**Problem to work on**.
Turn the records, from the start through the line containing "56, 1172, 1325]", into a numbered list, skipping any blank lines.

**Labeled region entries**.
· · ·

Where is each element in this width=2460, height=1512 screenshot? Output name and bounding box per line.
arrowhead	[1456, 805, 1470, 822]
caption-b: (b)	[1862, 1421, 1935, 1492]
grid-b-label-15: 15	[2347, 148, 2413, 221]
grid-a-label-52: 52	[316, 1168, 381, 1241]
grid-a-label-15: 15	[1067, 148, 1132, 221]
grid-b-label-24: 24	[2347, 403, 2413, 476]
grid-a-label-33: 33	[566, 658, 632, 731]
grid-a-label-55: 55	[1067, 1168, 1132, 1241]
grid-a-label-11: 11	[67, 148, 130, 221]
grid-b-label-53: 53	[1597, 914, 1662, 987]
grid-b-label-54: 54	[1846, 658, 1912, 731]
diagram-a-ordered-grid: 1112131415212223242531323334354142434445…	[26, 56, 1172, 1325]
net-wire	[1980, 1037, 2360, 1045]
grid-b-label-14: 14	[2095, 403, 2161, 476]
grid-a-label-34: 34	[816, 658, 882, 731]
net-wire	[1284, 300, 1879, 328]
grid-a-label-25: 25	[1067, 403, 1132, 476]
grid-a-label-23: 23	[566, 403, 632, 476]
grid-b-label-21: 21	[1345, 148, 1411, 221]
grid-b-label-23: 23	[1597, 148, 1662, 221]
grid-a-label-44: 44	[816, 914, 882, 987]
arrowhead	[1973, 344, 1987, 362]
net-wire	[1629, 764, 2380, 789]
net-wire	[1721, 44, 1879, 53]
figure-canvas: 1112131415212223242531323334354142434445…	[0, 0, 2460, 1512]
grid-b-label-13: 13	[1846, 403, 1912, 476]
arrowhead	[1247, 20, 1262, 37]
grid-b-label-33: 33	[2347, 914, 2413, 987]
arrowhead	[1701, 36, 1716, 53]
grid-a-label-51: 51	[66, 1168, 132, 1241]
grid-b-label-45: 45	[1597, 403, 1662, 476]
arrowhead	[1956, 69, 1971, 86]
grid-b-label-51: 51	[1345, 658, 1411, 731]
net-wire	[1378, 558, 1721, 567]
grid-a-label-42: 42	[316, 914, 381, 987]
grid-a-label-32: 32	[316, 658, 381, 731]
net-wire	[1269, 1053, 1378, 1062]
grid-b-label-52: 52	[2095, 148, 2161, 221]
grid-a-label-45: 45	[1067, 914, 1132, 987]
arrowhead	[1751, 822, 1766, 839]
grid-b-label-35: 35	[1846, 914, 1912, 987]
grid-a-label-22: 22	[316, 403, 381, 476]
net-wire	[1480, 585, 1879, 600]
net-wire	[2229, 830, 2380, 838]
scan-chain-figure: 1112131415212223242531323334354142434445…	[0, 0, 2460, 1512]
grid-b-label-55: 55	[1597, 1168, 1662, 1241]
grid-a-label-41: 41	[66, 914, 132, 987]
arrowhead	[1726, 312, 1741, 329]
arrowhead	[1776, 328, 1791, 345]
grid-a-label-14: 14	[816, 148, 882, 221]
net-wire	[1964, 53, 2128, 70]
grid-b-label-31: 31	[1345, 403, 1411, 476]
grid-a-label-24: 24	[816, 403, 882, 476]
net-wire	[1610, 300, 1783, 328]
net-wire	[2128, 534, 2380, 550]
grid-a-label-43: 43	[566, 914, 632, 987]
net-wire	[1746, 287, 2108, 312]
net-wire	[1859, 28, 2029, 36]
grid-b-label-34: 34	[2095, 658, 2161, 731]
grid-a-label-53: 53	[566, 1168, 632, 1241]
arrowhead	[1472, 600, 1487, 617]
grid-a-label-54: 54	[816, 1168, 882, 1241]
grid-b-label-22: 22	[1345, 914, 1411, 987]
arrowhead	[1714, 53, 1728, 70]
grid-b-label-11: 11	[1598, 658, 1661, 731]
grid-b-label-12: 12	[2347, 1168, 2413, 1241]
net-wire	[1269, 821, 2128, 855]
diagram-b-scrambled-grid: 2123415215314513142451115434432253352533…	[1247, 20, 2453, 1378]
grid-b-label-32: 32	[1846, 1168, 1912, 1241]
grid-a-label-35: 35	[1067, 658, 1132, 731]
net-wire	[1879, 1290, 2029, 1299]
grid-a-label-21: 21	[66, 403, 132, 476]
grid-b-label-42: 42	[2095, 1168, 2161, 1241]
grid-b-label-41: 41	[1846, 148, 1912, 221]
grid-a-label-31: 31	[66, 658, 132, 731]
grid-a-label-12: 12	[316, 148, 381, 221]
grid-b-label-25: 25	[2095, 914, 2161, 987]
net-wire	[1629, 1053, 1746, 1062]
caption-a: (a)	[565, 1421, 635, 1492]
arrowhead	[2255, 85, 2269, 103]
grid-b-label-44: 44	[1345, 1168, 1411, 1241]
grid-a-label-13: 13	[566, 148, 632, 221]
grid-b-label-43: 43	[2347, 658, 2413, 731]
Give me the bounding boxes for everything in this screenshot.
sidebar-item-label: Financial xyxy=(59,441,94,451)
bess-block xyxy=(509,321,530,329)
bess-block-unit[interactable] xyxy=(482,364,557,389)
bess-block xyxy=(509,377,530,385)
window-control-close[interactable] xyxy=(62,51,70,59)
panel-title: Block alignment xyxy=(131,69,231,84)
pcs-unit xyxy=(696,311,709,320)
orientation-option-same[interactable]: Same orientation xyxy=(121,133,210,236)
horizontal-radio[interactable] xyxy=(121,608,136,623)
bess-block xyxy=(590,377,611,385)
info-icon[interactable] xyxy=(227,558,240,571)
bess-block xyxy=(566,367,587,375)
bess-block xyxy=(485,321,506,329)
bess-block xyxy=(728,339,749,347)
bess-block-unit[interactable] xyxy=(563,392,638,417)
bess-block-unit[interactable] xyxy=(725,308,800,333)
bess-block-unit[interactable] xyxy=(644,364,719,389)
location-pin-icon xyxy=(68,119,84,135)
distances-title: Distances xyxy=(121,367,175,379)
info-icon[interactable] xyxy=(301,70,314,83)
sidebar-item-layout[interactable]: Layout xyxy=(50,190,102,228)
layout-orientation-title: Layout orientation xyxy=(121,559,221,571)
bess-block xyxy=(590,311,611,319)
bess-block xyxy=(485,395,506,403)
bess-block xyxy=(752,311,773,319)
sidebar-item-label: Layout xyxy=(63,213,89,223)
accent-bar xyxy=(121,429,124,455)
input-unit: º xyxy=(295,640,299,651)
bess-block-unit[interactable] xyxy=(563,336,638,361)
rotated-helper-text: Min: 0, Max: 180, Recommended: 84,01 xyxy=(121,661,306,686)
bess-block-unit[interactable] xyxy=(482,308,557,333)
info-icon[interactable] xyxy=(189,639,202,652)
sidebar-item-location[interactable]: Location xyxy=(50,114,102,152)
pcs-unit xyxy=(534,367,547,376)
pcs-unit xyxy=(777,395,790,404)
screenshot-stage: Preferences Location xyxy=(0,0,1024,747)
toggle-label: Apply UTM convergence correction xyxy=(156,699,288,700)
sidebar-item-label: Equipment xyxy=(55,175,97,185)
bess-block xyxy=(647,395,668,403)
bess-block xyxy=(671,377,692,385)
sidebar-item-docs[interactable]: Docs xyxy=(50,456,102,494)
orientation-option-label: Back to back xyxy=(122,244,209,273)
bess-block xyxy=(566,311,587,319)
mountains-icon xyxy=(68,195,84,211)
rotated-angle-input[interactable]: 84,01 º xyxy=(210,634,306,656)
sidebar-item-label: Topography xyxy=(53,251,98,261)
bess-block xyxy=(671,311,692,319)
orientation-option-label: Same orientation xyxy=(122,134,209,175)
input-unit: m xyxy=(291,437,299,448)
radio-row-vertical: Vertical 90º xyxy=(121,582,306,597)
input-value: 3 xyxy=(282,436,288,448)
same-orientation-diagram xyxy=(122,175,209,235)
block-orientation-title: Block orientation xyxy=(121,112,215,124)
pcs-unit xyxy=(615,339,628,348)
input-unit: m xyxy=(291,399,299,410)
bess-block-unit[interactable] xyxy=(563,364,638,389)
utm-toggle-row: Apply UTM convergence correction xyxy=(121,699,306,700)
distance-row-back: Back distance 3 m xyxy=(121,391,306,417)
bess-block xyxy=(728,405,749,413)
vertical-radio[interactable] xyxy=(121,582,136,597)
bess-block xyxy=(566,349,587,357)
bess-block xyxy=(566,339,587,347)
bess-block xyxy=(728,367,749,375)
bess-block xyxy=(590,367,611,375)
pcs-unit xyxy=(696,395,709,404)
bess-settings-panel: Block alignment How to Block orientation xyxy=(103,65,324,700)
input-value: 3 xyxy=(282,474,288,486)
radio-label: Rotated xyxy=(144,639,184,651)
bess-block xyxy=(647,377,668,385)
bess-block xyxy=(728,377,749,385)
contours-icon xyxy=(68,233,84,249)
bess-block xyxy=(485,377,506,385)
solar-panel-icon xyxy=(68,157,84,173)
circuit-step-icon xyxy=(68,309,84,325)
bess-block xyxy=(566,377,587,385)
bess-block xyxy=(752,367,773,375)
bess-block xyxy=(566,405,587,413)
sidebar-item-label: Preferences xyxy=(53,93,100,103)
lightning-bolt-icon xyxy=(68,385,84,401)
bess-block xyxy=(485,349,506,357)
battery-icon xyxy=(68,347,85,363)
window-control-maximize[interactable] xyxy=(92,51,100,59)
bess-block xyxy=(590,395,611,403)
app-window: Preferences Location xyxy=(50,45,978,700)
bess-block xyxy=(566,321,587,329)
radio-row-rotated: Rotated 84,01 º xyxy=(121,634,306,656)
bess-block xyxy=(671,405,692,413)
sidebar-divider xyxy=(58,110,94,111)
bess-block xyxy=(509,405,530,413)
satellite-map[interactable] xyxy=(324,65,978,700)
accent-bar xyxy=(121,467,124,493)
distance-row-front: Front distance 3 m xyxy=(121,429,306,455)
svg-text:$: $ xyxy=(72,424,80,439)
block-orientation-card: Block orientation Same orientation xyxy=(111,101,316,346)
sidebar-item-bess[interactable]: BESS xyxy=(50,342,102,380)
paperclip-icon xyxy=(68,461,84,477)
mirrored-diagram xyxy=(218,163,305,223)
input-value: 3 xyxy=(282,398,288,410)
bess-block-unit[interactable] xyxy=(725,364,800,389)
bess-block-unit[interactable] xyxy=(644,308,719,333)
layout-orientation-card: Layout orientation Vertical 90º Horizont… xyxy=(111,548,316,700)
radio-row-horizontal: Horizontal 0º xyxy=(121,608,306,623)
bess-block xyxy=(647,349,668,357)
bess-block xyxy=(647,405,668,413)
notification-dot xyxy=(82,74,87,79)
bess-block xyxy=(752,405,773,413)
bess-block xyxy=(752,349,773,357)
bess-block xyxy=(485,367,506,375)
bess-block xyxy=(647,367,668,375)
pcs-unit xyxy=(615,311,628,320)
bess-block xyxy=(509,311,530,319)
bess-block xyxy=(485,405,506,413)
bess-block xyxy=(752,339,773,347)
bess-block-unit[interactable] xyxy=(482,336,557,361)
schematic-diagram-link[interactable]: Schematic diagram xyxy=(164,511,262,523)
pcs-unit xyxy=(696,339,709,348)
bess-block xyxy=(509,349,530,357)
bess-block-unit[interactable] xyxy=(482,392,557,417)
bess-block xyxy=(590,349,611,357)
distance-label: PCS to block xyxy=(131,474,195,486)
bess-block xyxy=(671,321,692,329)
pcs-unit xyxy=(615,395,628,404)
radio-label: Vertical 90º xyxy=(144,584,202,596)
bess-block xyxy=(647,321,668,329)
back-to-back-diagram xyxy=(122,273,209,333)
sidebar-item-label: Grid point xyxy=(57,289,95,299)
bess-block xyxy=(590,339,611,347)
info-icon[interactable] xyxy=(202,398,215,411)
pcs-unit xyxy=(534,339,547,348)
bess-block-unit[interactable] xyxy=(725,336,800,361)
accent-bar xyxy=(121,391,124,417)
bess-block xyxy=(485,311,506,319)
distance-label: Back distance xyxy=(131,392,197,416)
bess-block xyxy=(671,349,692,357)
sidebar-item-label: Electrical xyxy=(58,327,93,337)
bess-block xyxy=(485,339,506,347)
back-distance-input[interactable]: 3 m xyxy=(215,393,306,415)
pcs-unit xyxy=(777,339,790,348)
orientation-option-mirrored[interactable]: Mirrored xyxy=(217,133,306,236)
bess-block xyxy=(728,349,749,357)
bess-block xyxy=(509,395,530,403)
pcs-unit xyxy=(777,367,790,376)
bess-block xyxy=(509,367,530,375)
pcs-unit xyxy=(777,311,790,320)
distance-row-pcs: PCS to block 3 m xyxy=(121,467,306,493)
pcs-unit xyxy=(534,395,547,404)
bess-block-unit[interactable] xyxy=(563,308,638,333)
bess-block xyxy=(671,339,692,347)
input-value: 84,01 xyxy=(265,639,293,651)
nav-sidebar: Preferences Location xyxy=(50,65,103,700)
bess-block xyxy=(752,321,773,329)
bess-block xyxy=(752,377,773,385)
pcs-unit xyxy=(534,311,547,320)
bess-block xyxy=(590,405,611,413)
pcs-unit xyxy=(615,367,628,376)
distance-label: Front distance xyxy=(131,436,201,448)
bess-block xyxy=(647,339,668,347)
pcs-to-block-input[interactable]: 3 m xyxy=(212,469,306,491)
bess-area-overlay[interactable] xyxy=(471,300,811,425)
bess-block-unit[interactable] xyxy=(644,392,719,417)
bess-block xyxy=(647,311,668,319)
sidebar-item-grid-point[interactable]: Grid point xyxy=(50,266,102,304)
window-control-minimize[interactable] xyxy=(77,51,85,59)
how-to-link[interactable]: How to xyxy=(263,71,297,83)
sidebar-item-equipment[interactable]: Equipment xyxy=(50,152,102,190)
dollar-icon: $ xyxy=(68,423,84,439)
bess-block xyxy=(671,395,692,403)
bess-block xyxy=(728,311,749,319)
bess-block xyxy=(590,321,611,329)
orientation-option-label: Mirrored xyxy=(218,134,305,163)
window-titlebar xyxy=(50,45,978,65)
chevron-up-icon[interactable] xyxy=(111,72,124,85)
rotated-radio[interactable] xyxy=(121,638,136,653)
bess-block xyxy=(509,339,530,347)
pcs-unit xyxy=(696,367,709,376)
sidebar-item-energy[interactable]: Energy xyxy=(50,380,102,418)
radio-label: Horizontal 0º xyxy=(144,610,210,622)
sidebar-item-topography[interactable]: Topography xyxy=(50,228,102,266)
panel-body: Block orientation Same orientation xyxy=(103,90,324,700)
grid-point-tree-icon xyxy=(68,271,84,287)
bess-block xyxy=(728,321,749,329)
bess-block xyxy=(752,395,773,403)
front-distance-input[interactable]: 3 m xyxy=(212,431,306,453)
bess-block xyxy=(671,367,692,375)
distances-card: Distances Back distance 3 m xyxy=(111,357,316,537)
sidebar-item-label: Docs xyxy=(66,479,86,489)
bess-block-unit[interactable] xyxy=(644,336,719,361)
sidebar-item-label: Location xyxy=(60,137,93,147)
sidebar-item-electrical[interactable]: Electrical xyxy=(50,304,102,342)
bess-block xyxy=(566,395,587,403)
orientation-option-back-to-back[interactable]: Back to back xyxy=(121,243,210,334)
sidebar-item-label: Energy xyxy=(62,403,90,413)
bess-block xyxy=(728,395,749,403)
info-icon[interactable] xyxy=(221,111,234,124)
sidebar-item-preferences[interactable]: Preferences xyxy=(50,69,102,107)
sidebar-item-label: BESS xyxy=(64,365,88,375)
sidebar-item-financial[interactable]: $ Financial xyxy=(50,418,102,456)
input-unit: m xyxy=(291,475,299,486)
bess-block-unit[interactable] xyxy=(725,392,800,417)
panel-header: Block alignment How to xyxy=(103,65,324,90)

· · ·

**Full response**.
1. Where is each element in this width=2460, height=1512 screenshot? Output name and bounding box per line.
2. arrowhead	[1456, 805, 1470, 822]
3. caption-b: (b)	[1862, 1421, 1935, 1492]
4. grid-b-label-15: 15	[2347, 148, 2413, 221]
5. grid-a-label-52: 52	[316, 1168, 381, 1241]
6. grid-a-label-15: 15	[1067, 148, 1132, 221]
7. grid-b-label-24: 24	[2347, 403, 2413, 476]
8. grid-a-label-33: 33	[566, 658, 632, 731]
9. grid-a-label-55: 55	[1067, 1168, 1132, 1241]
10. grid-a-label-11: 11	[67, 148, 130, 221]
11. grid-b-label-53: 53	[1597, 914, 1662, 987]
12. grid-b-label-54: 54	[1846, 658, 1912, 731]
13. diagram-a-ordered-grid: 1112131415212223242531323334354142434445…	[26, 56, 1172, 1325]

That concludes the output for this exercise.